Listed entries:
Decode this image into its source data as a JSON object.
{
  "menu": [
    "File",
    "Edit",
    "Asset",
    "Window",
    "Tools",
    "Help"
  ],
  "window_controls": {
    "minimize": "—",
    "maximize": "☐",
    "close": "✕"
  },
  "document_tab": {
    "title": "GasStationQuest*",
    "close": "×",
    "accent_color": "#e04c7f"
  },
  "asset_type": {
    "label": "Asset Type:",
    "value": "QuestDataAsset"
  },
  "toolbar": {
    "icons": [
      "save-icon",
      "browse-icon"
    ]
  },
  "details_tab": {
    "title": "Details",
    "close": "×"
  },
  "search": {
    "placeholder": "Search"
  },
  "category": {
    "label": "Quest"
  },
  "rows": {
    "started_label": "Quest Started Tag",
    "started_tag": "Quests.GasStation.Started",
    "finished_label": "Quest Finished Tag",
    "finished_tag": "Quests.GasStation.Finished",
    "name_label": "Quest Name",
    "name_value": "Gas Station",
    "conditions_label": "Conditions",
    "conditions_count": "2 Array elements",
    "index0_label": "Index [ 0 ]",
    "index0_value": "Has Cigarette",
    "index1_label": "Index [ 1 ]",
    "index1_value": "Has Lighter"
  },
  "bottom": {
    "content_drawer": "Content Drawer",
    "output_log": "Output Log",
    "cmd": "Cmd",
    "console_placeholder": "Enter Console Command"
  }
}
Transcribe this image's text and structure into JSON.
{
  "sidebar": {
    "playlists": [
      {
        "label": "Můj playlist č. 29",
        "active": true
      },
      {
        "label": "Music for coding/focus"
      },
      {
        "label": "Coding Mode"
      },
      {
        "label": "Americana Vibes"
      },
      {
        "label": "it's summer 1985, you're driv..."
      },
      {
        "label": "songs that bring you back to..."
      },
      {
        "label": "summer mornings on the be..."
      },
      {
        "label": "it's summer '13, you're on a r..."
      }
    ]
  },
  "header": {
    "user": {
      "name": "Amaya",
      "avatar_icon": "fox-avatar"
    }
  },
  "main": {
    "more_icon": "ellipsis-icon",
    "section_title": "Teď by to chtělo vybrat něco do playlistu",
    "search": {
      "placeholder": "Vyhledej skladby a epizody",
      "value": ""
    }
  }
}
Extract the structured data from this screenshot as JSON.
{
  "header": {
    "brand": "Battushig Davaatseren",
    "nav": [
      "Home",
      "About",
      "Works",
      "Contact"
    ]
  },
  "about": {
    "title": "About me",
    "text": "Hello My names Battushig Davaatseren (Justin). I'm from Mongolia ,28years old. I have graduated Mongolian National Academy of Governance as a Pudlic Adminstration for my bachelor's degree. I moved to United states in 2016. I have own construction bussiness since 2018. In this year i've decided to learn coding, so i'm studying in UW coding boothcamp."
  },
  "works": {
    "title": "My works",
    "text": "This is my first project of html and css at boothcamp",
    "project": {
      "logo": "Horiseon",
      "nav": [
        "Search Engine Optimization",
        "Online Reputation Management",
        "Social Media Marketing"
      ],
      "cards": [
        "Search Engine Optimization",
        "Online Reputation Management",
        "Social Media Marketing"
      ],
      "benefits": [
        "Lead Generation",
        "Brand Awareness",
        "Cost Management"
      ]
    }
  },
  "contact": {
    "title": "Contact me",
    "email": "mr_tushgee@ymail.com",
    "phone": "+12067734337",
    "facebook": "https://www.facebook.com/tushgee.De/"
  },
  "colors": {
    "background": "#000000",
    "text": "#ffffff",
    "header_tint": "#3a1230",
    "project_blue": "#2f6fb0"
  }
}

Objective:
In the material above, find each line that contains the word "boothcamp", and select it.

The output:
    "text": "Hello My names Battushig Davaatseren (Justin). I'm from Mongolia ,28years old. I have graduated Mongolian National Academy of Governance as a Pudlic Adminstration for my bachelor's degree. I moved to United states in 2016. I have own construction bussiness since 2018. In this year i've decided to learn coding, so i'm studying in UW coding boothcamp."
    "text": "This is my first project of html and css at boothcamp",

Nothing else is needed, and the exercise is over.